● **CHALLENGE 1**: Translate this sentence from the Itanium discussion into Spanish: "Intel is a company that time and time again proves it knows how to make money."

Transmetta makes a lot of ... oops there I go again.
Intel is a company that time and time again proves it knows how to make money. It may not always support the crowds it should (like /. readers and superusers) but they are still making money.
Sure there are lots of difficulties going to a new ISA. Especially at the server level. And yes Itanium has had some performance problems, especially in its first revision, but then again when was the last time you saw a company produce a 1st generation microprocessor and have it do well?
IA64 offers tons of advanced ILP concepts and OS concepts that, when correctly implemented, can increase performance drastically. (if your looking for examples, data speculation, control speculation, predication, registers with kernel access only, rotating register files, a much larger register set, etc).
The problem may be, it puts a lot of complexity into the Compilers, and compiler technology isn't good enough for Itanium yet.

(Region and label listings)
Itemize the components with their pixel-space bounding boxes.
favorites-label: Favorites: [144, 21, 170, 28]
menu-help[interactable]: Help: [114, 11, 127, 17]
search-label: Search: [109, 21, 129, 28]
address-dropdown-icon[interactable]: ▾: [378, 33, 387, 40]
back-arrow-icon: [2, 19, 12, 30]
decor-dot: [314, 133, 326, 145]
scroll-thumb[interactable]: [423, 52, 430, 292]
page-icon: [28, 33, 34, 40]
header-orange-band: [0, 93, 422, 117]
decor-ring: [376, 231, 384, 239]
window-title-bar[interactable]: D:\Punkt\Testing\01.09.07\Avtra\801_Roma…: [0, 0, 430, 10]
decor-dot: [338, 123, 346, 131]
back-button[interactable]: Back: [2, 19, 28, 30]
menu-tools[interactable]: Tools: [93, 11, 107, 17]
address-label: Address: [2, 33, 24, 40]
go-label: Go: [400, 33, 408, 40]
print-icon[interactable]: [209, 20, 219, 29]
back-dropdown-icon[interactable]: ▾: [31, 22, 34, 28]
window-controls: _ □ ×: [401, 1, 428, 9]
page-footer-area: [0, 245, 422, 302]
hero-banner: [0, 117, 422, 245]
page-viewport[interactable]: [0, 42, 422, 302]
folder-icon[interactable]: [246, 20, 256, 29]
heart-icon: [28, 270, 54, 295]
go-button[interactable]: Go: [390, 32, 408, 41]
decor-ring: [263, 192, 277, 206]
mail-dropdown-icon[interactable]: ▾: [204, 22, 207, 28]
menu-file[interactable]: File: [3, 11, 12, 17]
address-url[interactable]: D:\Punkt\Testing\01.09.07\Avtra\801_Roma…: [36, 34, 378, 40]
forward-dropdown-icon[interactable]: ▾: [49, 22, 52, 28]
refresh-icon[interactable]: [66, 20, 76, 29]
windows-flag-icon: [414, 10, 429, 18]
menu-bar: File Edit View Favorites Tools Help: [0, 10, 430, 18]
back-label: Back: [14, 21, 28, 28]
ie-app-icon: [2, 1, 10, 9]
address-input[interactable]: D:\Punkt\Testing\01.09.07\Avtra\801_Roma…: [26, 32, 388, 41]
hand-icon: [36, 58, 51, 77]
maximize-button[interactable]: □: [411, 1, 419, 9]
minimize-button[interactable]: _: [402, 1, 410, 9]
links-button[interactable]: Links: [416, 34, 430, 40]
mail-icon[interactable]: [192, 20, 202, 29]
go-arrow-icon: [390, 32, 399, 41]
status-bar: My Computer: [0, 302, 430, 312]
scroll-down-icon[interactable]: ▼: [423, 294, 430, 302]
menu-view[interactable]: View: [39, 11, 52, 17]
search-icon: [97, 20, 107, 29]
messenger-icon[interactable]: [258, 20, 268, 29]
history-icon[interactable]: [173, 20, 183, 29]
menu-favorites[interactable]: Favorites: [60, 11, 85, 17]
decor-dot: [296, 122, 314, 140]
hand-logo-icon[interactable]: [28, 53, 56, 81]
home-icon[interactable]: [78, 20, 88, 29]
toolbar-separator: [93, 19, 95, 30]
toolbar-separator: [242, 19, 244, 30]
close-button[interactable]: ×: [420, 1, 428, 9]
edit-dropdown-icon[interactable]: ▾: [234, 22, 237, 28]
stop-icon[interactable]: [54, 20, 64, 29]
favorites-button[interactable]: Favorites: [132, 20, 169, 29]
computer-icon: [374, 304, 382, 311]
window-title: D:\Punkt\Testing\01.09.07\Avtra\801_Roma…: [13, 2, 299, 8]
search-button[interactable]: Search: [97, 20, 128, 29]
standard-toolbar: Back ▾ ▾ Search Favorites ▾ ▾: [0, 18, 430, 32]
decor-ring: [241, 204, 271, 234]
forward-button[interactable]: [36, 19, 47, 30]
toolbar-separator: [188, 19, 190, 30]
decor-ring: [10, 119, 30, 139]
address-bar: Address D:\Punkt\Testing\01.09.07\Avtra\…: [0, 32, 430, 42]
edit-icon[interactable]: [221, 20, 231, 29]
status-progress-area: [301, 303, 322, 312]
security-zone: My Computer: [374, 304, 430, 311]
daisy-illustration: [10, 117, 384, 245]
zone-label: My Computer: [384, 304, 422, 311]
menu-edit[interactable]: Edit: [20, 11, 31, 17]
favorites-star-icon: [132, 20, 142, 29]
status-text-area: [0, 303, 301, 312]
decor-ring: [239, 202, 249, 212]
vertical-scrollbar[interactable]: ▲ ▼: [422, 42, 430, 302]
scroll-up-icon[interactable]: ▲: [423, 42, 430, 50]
...
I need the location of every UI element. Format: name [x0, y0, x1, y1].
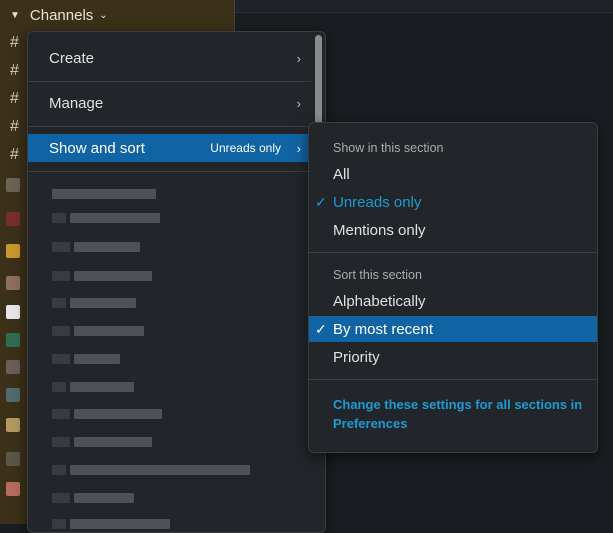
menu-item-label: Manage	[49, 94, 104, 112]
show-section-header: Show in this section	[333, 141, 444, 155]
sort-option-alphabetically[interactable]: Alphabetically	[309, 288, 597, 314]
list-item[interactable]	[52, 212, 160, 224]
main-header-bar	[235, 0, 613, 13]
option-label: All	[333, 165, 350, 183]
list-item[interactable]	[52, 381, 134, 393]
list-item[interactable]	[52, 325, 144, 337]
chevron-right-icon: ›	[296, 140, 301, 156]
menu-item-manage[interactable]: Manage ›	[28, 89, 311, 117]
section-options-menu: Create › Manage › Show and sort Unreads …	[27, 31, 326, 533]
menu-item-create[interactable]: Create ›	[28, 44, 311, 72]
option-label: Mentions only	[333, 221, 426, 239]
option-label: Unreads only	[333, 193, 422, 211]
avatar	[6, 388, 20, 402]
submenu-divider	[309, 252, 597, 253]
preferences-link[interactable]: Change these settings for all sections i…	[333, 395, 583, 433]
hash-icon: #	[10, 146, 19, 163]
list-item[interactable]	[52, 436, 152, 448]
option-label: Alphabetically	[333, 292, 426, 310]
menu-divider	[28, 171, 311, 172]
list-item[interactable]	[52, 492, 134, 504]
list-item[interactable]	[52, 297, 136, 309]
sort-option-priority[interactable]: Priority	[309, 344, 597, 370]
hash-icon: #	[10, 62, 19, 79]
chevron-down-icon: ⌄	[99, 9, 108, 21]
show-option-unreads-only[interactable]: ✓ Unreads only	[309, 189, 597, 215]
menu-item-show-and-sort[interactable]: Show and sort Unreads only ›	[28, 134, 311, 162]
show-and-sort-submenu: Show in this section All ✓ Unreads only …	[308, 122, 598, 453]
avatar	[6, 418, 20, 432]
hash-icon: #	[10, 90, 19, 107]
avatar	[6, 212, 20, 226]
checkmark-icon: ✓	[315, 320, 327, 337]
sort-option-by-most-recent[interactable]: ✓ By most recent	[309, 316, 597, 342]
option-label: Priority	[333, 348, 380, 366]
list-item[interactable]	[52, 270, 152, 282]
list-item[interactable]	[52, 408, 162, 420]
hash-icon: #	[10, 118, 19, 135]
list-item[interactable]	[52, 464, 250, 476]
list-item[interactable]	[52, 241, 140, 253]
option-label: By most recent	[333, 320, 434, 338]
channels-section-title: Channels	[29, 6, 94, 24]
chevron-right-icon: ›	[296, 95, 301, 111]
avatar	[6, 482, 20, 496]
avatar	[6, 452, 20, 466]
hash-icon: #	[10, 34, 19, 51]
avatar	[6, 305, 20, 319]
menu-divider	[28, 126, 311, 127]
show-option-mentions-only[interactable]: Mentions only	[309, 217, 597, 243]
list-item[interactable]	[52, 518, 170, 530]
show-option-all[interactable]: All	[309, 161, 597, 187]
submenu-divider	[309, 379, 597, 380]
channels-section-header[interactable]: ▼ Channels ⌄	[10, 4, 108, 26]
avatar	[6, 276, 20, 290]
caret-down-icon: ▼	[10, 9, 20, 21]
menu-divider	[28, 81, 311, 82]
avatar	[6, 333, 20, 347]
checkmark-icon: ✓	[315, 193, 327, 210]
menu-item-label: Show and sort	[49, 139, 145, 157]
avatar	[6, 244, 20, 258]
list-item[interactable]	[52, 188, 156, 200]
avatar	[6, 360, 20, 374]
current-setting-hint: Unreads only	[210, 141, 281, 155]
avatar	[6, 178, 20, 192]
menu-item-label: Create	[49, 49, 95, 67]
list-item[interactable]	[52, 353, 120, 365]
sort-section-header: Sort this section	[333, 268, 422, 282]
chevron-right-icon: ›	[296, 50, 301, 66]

● **CHALLENGE 2**: Convert the records from the line with "Itemize the components" to the line with "go-label: Go: [400, 33, 408, 40]" into a JSON list of strings, one string per line, with blank lines left out.

● **EXERCISE RESPONSE 1**: Intel es una empresa que una y otra vez demuestra que sabe ganar dinero.

● **EXERCISE RESPONSE 2**:
[
  "Itemize the components with their pixel-space bounding boxes.",
  "favorites-label: Favorites: [144, 21, 170, 28]",
  "menu-help[interactable]: Help: [114, 11, 127, 17]",
  "search-label: Search: [109, 21, 129, 28]",
  "address-dropdown-icon[interactable]: ▾: [378, 33, 387, 40]",
  "back-arrow-icon: [2, 19, 12, 30]",
  "decor-dot: [314, 133, 326, 145]",
  "scroll-thumb[interactable]: [423, 52, 430, 292]",
  "page-icon: [28, 33, 34, 40]",
  "header-orange-band: [0, 93, 422, 117]",
  "decor-ring: [376, 231, 384, 239]",
  "window-title-bar[interactable]: D:\\Punkt\\Testing\\01.09.07\\Avtra\\801_Roma…: [0, 0, 430, 10]",
  "decor-dot: [338, 123, 346, 131]",
  "back-button[interactable]: Back: [2, 19, 28, 30]",
  "menu-tools[interactable]: Tools: [93, 11, 107, 17]",
  "address-label: Address: [2, 33, 24, 40]",
  "go-label: Go: [400, 33, 408, 40]"
]